Copy every line that contains the string "crois" from the entries below.

-------- Records for this exercise

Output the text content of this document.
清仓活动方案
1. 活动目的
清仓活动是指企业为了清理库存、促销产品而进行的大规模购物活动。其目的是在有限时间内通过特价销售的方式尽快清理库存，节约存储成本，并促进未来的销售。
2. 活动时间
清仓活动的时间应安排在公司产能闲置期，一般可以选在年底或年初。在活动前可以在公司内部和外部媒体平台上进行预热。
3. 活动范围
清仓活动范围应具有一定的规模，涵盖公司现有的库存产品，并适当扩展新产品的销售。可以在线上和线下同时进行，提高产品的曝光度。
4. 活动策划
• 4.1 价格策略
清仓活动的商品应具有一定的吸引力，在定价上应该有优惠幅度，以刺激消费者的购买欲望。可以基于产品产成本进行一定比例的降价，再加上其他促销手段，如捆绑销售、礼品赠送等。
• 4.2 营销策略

----------------
-------- Records for this exercise

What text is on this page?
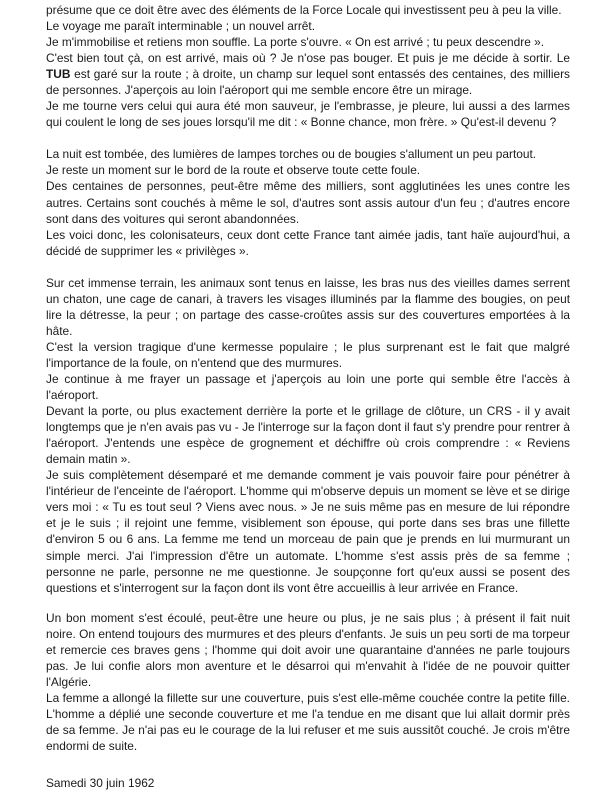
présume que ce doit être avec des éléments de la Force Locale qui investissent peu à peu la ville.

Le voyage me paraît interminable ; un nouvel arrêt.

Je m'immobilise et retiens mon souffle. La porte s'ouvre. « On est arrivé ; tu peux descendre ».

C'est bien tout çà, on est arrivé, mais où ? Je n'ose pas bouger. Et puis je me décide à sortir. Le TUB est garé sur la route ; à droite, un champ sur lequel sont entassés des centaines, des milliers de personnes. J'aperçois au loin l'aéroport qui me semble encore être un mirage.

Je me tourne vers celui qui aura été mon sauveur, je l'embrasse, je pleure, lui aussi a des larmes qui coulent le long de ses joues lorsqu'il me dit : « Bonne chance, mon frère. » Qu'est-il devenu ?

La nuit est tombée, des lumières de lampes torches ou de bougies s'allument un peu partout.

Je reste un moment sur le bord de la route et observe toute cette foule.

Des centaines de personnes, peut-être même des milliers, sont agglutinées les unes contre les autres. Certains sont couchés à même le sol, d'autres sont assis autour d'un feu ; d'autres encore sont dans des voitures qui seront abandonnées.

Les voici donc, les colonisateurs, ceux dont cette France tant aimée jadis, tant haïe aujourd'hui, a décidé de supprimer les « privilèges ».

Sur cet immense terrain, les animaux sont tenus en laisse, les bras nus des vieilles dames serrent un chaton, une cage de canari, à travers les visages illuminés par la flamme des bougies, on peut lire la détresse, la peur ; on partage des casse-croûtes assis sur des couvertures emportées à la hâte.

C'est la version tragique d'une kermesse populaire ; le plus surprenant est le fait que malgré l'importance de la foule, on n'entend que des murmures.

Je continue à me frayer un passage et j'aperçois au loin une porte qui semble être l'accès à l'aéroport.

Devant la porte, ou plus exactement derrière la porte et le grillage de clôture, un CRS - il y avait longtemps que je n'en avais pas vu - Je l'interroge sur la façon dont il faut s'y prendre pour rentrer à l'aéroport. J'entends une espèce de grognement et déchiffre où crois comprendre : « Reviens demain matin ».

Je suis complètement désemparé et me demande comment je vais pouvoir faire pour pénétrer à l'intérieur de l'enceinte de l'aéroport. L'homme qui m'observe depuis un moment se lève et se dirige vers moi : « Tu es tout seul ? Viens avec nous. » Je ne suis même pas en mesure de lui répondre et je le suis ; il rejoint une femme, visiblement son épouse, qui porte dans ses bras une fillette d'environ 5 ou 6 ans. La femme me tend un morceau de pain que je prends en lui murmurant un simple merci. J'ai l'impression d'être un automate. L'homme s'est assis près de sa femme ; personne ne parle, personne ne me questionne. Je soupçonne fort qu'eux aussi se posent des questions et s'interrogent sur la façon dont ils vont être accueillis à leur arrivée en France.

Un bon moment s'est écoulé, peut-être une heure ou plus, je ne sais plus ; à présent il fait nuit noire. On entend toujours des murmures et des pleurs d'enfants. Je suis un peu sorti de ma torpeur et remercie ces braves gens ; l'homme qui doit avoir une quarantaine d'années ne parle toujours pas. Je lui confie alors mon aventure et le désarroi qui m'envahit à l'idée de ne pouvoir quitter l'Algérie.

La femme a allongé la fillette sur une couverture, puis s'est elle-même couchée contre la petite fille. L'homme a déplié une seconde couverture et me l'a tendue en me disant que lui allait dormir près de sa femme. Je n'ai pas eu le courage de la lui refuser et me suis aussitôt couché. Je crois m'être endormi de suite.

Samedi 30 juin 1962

----------------
-------- Records for this exercise

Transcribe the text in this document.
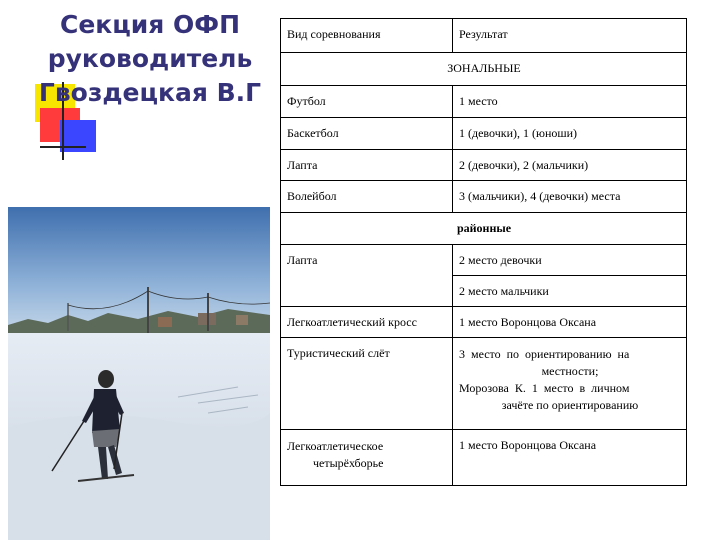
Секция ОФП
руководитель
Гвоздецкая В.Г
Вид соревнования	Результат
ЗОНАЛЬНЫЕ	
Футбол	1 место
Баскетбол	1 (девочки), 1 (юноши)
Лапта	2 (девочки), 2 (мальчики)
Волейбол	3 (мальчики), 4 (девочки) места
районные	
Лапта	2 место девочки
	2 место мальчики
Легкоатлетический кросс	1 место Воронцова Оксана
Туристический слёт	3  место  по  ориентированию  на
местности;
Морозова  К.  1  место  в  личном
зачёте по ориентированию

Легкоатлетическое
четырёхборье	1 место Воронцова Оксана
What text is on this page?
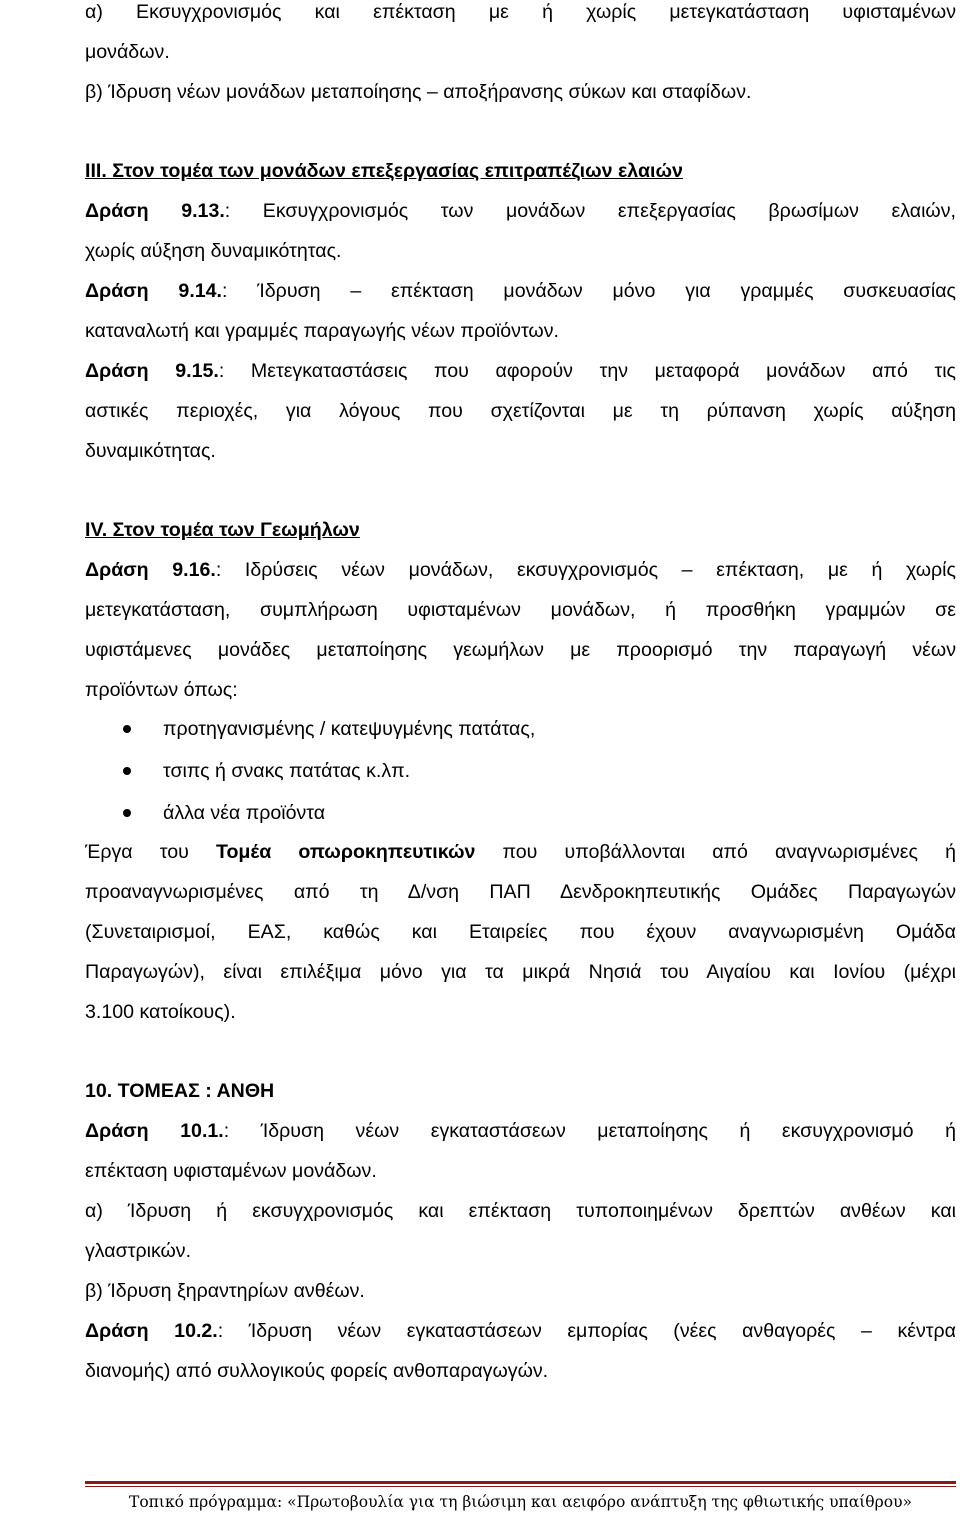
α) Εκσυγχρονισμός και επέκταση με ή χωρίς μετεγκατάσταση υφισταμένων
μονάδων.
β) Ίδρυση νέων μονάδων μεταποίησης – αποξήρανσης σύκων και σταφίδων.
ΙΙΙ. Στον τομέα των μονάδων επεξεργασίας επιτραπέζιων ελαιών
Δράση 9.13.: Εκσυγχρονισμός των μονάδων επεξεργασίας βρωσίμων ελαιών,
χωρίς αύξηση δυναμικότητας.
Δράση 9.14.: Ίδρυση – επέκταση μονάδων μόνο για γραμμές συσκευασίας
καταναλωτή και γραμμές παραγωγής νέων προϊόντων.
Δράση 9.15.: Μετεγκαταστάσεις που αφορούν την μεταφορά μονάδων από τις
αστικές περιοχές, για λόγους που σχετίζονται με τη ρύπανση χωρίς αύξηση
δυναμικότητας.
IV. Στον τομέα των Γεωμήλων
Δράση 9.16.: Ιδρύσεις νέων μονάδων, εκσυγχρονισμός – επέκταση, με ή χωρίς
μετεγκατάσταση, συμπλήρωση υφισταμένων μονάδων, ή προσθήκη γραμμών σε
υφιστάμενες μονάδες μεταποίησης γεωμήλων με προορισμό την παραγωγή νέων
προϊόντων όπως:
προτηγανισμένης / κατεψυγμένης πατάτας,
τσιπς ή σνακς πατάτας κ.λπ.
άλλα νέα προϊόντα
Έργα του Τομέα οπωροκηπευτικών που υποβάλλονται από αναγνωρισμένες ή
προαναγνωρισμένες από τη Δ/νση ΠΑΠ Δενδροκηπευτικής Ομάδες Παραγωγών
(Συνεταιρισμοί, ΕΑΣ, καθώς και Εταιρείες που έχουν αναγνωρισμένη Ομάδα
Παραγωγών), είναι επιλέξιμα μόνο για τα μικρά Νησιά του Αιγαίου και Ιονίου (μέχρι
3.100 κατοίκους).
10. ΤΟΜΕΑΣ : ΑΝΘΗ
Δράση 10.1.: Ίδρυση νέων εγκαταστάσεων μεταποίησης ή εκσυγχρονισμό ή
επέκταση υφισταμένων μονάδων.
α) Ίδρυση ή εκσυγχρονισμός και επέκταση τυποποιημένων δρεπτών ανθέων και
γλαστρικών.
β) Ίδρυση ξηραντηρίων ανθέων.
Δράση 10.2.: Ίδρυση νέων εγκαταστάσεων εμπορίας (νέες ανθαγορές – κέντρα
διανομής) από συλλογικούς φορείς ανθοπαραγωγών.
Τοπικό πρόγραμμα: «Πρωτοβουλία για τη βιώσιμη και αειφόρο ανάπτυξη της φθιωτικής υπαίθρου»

----------------

The response:
Devant la porte, ou plus exactement derrière la porte et le grillage de clôture, un CRS - il y avait longtemps que je n'en avais pas vu - Je l'interroge sur la façon dont il faut s'y prendre pour rentrer à l'aéroport. J'entends une espèce de grognement et déchiffre où crois comprendre : « Reviens demain matin ».
La femme a allongé la fillette sur une couverture, puis s'est elle-même couchée contre la petite fille. L'homme a déplié une seconde couverture et me l'a tendue en me disant que lui allait dormir près de sa femme. Je n'ai pas eu le courage de la lui refuser et me suis aussitôt couché. Je crois m'être endormi de suite.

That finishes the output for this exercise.